--- begin Reading passage ---
This will typically pop up with your how-to questions, and those how-to questions used to be some of the easiest phrases to rank for. That’s just not the case anymore because of the video features. 

If I say like the following, Google’s almost certainly going to feature videos from Youtube and other places too answer my question: 

  • “How do I install the Yoast plugin on my wordpress website?” 
  • “How do I plant tomatoes?” 
  • “How do I make jam?” 
  • “How do I milk a goat?”

When people ask how-to questions, they often want to see someone doing it. So those video features pop up right at the top on the search engine. Again, kind of pushing down and making the top ranking webpages not as noticeable. 

The Ads

And then of course, the thing that’s been there since forever. The ads. Ads always show up first, and what do we do? We scroll past them. In episode 19, I talked about ad blindness. 

We scroll past them, but what we’re not scrolling past is the featured snippet. We’re not scrolling past the box of “People also ask”, we’re not scrolling past the video features because they could answer our questions. So we have to give them even a little bit of time to review them. 

Consider, with things like video features, featured snippets, “People also ask” boxes… You are looking at all the things that can push search engine results further down the page. 

Snippets as a Point of Contention

The featured snippets themselves are kind of a point of contention between Google and content creators. You’re thinking “Why? They answer questions, they’re so helpful.” 

They’re a point of contention because what Google is essentially doing is taking content that’s not theirs, copying it, and presenting it on their page. Is that technically most helpful to the user? Sure. Especially for easier questions to answer. 

For something like on my website, if I ever popped up in a featured snippet, people will most likely click through to see the rest of what it is that I have to say, because my topics aren’t math questions, they’re not easy to solve, they’re not recipes.
--- end Reading passage ---
## Tasks
1. List every example how-to question that the passage on search result features gives as likely to bring up videos.
2. Answer these questions from the passage on search result features:
(a) In which episode did the speaker talk about ad blindness?
(b) According to the passage, what do people often want when they ask how-to questions?
(c) What is Google doing that makes featured snippets a point of contention?
3. Continue the passage on search result features from its final sentence.
--- begin Data supplied ---
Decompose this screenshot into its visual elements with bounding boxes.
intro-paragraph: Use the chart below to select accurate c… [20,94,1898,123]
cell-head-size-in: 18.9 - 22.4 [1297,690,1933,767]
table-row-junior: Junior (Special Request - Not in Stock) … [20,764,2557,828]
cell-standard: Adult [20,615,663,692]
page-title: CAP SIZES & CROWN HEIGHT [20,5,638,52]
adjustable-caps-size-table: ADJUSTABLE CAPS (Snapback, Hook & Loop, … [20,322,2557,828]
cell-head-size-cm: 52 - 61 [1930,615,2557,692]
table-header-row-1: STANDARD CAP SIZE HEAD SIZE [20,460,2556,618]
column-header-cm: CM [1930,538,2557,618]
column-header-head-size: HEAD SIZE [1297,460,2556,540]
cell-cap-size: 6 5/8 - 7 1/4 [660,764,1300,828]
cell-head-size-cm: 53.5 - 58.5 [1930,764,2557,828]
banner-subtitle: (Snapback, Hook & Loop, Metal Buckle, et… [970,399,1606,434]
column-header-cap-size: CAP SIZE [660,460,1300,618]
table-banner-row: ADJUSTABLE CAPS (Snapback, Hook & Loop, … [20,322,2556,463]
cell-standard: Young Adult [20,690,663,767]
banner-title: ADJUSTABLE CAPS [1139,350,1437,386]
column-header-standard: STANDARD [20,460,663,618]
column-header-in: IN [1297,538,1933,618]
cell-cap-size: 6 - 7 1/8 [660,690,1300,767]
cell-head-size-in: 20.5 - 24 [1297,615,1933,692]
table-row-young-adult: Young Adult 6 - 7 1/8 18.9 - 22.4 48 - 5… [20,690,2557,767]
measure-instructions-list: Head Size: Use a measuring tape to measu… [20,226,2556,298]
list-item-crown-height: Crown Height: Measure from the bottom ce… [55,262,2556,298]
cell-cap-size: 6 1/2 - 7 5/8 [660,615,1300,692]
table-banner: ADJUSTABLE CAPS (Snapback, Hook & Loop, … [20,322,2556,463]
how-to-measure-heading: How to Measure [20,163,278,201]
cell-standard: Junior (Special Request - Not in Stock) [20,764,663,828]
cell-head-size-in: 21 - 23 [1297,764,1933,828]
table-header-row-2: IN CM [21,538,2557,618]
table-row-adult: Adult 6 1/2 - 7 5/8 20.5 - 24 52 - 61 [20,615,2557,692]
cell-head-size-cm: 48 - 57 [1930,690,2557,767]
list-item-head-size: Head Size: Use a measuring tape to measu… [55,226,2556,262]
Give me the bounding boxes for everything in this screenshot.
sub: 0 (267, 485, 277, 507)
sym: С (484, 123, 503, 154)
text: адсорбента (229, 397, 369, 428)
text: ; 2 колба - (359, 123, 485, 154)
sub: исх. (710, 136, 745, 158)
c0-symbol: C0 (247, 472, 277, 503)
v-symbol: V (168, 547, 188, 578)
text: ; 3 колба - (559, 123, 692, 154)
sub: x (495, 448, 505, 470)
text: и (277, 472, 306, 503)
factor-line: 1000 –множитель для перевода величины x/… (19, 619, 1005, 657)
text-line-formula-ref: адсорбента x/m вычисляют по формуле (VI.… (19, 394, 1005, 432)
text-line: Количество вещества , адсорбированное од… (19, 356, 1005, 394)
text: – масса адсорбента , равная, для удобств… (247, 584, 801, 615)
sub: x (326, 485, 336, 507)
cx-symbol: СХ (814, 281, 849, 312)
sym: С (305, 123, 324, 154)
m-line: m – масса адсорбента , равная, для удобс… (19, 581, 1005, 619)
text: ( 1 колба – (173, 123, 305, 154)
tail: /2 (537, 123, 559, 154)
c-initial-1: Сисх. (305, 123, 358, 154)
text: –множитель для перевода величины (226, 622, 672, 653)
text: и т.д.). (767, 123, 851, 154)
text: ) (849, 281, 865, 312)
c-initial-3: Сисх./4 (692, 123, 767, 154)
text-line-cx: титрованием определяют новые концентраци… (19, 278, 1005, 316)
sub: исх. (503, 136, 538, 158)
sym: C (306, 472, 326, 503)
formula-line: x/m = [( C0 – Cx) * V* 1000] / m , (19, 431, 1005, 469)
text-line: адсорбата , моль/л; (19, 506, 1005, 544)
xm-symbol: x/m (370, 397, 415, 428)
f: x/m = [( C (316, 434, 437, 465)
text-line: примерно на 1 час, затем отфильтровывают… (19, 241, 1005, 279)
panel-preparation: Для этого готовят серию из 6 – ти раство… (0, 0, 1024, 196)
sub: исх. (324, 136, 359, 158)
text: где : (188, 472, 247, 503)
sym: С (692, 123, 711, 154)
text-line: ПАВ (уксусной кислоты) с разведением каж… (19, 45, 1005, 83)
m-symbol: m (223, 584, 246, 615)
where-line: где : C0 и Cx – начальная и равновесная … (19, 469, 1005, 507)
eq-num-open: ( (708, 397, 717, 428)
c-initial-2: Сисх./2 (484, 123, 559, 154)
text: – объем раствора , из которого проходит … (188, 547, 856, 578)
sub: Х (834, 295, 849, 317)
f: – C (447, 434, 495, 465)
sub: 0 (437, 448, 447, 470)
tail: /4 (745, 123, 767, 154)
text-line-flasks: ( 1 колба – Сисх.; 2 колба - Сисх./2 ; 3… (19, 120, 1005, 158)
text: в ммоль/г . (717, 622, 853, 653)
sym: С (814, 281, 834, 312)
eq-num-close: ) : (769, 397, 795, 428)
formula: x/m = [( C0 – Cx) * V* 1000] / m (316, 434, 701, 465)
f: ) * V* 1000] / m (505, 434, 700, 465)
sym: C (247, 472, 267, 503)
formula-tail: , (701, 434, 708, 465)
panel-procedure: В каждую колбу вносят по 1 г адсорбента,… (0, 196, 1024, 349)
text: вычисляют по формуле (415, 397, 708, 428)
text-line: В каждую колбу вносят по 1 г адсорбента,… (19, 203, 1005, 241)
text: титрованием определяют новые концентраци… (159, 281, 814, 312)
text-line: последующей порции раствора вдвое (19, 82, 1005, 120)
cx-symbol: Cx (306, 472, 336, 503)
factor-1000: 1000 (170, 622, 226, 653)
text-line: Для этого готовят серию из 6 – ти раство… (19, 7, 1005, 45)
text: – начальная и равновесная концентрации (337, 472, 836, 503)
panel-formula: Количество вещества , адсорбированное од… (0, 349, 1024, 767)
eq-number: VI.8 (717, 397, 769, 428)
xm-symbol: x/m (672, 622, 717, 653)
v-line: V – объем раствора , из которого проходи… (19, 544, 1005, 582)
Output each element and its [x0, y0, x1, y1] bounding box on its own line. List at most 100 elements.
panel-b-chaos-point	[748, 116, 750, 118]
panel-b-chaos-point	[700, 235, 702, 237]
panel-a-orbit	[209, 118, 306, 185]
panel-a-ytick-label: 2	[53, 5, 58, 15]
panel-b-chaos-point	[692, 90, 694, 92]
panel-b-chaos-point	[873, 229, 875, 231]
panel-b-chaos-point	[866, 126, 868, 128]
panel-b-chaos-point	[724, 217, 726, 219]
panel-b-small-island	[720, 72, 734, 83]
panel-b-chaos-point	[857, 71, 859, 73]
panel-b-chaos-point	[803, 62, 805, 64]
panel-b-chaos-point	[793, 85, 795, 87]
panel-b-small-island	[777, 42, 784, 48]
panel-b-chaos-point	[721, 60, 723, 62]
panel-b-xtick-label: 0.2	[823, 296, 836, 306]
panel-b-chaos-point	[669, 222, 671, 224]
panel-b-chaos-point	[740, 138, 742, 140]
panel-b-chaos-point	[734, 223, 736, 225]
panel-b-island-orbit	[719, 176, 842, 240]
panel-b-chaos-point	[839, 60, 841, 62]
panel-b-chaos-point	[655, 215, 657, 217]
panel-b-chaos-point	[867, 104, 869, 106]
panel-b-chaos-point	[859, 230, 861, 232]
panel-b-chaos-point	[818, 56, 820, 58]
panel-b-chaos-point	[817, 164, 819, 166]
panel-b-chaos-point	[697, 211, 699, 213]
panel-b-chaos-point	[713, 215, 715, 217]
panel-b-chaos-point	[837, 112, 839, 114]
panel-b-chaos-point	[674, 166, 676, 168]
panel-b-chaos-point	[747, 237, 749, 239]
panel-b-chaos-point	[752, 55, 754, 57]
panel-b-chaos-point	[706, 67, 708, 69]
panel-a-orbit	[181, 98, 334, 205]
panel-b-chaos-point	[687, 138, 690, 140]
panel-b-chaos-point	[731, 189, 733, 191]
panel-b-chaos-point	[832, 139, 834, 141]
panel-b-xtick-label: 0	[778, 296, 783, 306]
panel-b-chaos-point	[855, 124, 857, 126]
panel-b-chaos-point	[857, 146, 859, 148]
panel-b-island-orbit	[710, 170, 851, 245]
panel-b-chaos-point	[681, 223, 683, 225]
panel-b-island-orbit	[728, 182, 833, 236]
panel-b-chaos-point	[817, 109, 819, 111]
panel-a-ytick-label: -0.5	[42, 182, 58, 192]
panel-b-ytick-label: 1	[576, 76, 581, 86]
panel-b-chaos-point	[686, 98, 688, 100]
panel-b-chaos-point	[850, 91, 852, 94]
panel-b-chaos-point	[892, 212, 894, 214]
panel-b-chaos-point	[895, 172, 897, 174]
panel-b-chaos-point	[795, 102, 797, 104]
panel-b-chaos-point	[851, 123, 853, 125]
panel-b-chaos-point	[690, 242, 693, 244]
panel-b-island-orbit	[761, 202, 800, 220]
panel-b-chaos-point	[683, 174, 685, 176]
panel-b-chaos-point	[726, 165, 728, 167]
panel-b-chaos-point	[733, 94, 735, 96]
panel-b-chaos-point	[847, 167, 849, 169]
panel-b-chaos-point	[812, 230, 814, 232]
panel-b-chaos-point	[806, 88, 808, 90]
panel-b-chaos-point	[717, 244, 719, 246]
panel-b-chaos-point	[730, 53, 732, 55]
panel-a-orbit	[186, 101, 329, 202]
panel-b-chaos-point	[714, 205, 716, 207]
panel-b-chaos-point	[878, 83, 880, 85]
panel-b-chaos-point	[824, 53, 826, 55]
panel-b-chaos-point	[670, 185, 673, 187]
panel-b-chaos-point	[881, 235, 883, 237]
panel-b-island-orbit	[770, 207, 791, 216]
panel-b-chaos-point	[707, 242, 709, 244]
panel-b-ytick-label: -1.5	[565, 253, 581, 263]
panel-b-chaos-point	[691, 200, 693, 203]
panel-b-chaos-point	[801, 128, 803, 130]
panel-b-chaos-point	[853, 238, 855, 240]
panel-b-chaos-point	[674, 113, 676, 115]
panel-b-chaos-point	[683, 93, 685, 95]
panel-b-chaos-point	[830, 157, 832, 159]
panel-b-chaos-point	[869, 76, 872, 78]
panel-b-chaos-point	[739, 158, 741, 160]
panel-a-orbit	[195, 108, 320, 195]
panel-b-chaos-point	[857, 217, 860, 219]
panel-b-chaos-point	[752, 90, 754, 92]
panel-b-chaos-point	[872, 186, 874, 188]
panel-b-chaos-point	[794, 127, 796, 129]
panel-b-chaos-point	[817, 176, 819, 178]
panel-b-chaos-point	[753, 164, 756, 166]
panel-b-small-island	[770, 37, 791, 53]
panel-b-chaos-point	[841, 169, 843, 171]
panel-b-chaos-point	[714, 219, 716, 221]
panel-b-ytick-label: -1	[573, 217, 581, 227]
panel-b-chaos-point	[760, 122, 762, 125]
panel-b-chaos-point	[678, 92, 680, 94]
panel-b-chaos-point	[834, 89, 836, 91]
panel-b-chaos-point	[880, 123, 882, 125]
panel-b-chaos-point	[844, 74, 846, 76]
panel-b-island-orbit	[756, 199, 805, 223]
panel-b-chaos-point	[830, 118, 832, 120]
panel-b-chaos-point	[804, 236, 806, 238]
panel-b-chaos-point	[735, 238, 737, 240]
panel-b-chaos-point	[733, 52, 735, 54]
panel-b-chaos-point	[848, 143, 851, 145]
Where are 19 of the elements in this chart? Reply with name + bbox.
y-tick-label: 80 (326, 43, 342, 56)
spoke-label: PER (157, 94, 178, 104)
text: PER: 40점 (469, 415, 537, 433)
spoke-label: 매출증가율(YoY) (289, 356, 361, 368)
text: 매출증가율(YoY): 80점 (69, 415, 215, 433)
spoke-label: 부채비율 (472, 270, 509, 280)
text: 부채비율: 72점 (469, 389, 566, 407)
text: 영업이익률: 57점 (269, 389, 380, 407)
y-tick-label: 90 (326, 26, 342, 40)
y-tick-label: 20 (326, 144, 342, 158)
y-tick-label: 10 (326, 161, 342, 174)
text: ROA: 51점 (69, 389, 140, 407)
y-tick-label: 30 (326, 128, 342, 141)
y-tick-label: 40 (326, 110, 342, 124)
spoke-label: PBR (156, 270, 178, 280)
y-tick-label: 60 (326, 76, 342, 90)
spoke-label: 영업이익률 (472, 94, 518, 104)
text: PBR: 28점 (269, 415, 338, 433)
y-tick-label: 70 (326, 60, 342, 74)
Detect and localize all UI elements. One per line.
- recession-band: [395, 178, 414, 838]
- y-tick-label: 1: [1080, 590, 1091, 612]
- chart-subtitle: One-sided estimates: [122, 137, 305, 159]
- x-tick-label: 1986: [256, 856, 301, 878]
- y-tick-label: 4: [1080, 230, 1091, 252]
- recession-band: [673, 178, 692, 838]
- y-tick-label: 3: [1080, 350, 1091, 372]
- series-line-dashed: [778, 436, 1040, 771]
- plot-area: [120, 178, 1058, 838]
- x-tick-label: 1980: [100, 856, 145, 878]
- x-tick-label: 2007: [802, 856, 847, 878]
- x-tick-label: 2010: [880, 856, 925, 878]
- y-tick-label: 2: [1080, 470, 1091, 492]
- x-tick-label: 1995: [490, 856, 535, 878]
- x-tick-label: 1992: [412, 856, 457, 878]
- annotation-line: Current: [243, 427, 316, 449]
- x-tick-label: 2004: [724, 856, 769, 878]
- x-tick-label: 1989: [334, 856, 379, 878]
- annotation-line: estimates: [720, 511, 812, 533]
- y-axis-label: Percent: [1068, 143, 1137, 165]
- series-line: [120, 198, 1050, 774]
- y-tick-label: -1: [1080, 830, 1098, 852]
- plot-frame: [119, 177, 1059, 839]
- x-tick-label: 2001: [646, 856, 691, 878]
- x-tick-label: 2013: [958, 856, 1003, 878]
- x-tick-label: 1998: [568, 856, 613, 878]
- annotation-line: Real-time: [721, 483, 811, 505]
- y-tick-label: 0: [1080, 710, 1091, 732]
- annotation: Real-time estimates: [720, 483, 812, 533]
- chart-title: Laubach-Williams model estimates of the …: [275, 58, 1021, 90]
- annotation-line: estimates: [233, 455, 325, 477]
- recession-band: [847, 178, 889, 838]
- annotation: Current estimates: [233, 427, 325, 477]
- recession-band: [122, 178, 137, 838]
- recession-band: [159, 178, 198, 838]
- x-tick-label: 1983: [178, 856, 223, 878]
--- end Data supplied ---
## Answers to the problems
1.
- "How do I install the Yoast plugin on my wordpress website?"
- "How do I plant tomatoes?"
- "How do I make jam?"
- "How do I milk a goat?"

2.
(a) Episode 19.
(b) They often want to see someone doing it.
(c) Google is taking content that is not its own, copying it, and presenting it on its own page.

3.
But Google is still copying content and presenting it on their website, and they didn’t ask anybody if they could do that. So that’s where the point of contention comes from. Google cares about user intent. It used to be that when somebody entered in something on the computer and they were looking for something, Google took those exact words and that’s what they were looking for. 

Focused on User Intent: The Where and How Matters

I don’t know if you remember… Maybe you’re not old enough to remember and maybe it’s just me, but I would have to type in different approaches to my key word to try to get the answer that I was looking for. If you’re a Millennial or older, you might remember that.

if you’re Gen Z, you’re like “Oh, what are you talking about? Google’s always known what I wanted”. That’s what I used to do. I used to change my search query to try to get what I actually wanted. Google noticed people doing that, and so they changed the algorithms because that way it could focus more on user intent. 

Your Ranking Worldwide

Google accounts for location of the people using their search engine. So, if you’ve been working with a search engine optimization agency and they just told you that you ranked #1 for “small business accounting” in Baltimore, you’re not going to rank #1 for “small business accounting” in New York or Miami. 

Other businesses there are going to rank for that. Even though you could render your services completely online, you do not rank #1 for “small business accounting” all over the world. Even if you do rank #1, where do you rank number one? That’s the next question. 

These search engine optimization agencies would say “Oh, we’ll get you to #1, pay us all this money, we’ll get you to #1”.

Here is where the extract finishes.